──────── Recorded information ────────

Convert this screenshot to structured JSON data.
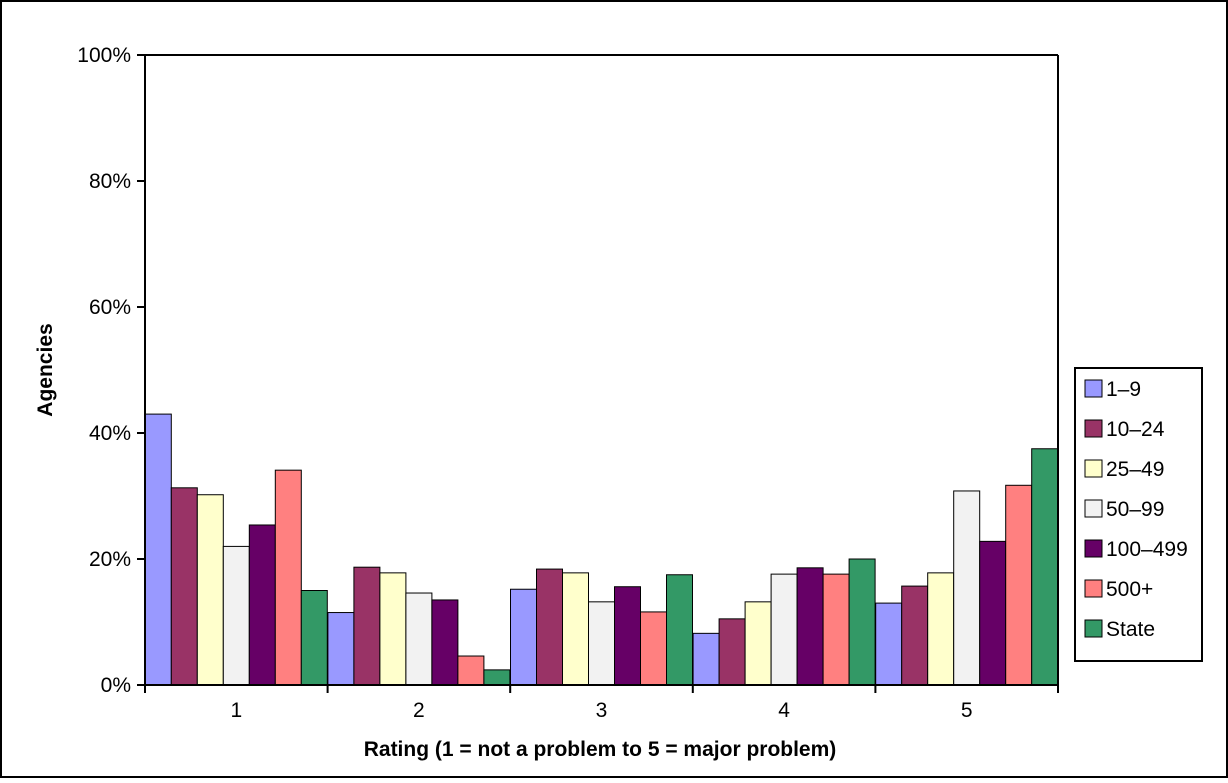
{
  "chart_data": {
    "type": "bar",
    "title": "",
    "xlabel": "Rating (1 = not a problem to 5 = major problem)",
    "ylabel": "Agencies",
    "categories": [
      "1",
      "2",
      "3",
      "4",
      "5"
    ],
    "ylim": [
      0,
      100
    ],
    "yticks": [
      0,
      20,
      40,
      60,
      80,
      100
    ],
    "ytick_labels": [
      "0%",
      "20%",
      "40%",
      "60%",
      "80%",
      "100%"
    ],
    "grid": false,
    "legend_position": "right",
    "series": [
      {
        "name": "1–9",
        "color": "#9999FF",
        "values": [
          43,
          11.5,
          15.2,
          8.2,
          13
        ]
      },
      {
        "name": "10–24",
        "color": "#993366",
        "values": [
          31.3,
          18.7,
          18.4,
          10.5,
          15.7
        ]
      },
      {
        "name": "25–49",
        "color": "#FFFFCC",
        "values": [
          30.2,
          17.8,
          17.8,
          13.2,
          17.8
        ]
      },
      {
        "name": "50–99",
        "color": "#F2F2F2",
        "values": [
          22,
          14.6,
          13.2,
          17.6,
          30.8
        ]
      },
      {
        "name": "100–499",
        "color": "#660066",
        "values": [
          25.4,
          13.5,
          15.6,
          18.6,
          22.8
        ]
      },
      {
        "name": "500+",
        "color": "#FF8080",
        "values": [
          34.1,
          4.6,
          11.6,
          17.6,
          31.7
        ]
      },
      {
        "name": "State",
        "color": "#339966",
        "values": [
          15,
          2.4,
          17.5,
          20,
          37.5
        ]
      }
    ]
  }
}
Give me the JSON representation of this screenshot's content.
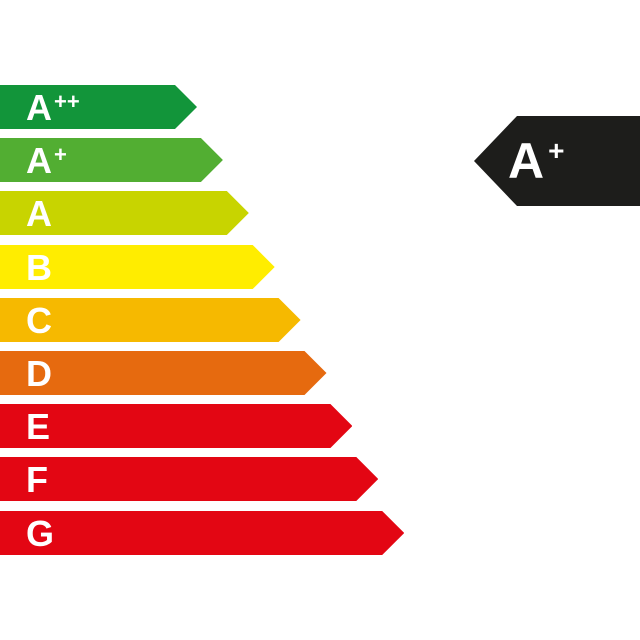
{
  "scale": [
    {
      "letter": "A",
      "suffix": "++",
      "color": "#12953a"
    },
    {
      "letter": "A",
      "suffix": "+",
      "color": "#52ae32"
    },
    {
      "letter": "A",
      "suffix": "",
      "color": "#c8d400"
    },
    {
      "letter": "B",
      "suffix": "",
      "color": "#ffed00"
    },
    {
      "letter": "C",
      "suffix": "",
      "color": "#f6b900"
    },
    {
      "letter": "D",
      "suffix": "",
      "color": "#e66a0f"
    },
    {
      "letter": "E",
      "suffix": "",
      "color": "#e30613"
    },
    {
      "letter": "F",
      "suffix": "",
      "color": "#e30613"
    },
    {
      "letter": "G",
      "suffix": "",
      "color": "#e30613"
    }
  ],
  "rating": {
    "letter": "A",
    "suffix": "+",
    "color": "#1d1d1b"
  }
}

────────

» What is asked:
Within the listing above, find every line containing the string "this" and return it.

» Completed task:
Convert this screenshot to structured JSON data.
Give me the JSON representation of this screenshot's content.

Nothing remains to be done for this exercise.